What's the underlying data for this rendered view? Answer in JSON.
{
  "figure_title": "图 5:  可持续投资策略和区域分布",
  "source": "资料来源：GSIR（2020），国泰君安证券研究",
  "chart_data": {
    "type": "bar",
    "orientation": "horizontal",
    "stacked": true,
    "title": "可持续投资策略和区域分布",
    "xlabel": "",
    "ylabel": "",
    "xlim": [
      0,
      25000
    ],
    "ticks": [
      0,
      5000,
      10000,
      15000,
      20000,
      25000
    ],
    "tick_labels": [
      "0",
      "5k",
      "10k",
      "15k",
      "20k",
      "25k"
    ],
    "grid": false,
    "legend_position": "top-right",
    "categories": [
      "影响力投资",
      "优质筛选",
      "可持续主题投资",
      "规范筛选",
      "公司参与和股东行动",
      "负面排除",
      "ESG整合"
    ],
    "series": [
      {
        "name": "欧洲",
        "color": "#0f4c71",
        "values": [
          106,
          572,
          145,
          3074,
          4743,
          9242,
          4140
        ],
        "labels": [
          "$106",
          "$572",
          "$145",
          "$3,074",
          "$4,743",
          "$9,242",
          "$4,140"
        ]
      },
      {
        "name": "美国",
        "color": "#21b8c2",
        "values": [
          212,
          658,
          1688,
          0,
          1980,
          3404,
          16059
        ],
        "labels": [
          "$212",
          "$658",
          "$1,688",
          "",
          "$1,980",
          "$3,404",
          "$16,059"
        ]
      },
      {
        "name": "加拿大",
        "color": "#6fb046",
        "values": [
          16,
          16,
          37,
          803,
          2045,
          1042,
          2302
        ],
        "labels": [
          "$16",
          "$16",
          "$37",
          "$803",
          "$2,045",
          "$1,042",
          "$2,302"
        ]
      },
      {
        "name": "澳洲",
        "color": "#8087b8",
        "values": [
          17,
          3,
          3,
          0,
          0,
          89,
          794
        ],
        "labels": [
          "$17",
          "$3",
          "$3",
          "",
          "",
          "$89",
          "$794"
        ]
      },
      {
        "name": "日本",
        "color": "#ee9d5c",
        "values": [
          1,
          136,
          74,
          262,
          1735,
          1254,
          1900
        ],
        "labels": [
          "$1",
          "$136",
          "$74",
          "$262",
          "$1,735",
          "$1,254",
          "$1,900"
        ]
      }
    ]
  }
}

__Written exercise__
Write out the whole listing again. Match it word for word.

__Response to the task__
What's the underlying data for this rendered view? Answer in JSON.
{
  "figure_title": "图 5:  可持续投资策略和区域分布",
  "source": "资料来源：GSIR（2020），国泰君安证券研究",
  "chart_data": {
    "type": "bar",
    "orientation": "horizontal",
    "stacked": true,
    "title": "可持续投资策略和区域分布",
    "xlabel": "",
    "ylabel": "",
    "xlim": [
      0,
      25000
    ],
    "ticks": [
      0,
      5000,
      10000,
      15000,
      20000,
      25000
    ],
    "tick_labels": [
      "0",
      "5k",
      "10k",
      "15k",
      "20k",
      "25k"
    ],
    "grid": false,
    "legend_position": "top-right",
    "categories": [
      "影响力投资",
      "优质筛选",
      "可持续主题投资",
      "规范筛选",
      "公司参与和股东行动",
      "负面排除",
      "ESG整合"
    ],
    "series": [
      {
        "name": "欧洲",
        "color": "#0f4c71",
        "values": [
          106,
          572,
          145,
          3074,
          4743,
          9242,
          4140
        ],
        "labels": [
          "$106",
          "$572",
          "$145",
          "$3,074",
          "$4,743",
          "$9,242",
          "$4,140"
        ]
      },
      {
        "name": "美国",
        "color": "#21b8c2",
        "values": [
          212,
          658,
          1688,
          0,
          1980,
          3404,
          16059
        ],
        "labels": [
          "$212",
          "$658",
          "$1,688",
          "",
          "$1,980",
          "$3,404",
          "$16,059"
        ]
      },
      {
        "name": "加拿大",
        "color": "#6fb046",
        "values": [
          16,
          16,
          37,
          803,
          2045,
          1042,
          2302
        ],
        "labels": [
          "$16",
          "$16",
          "$37",
          "$803",
          "$2,045",
          "$1,042",
          "$2,302"
        ]
      },
      {
        "name": "澳洲",
        "color": "#8087b8",
        "values": [
          17,
          3,
          3,
          0,
          0,
          89,
          794
        ],
        "labels": [
          "$17",
          "$3",
          "$3",
          "",
          "",
          "$89",
          "$794"
        ]
      },
      {
        "name": "日本",
        "color": "#ee9d5c",
        "values": [
          1,
          136,
          74,
          262,
          1735,
          1254,
          1900
        ],
        "labels": [
          "$1",
          "$136",
          "$74",
          "$262",
          "$1,735",
          "$1,254",
          "$1,900"
        ]
      }
    ]
  }
}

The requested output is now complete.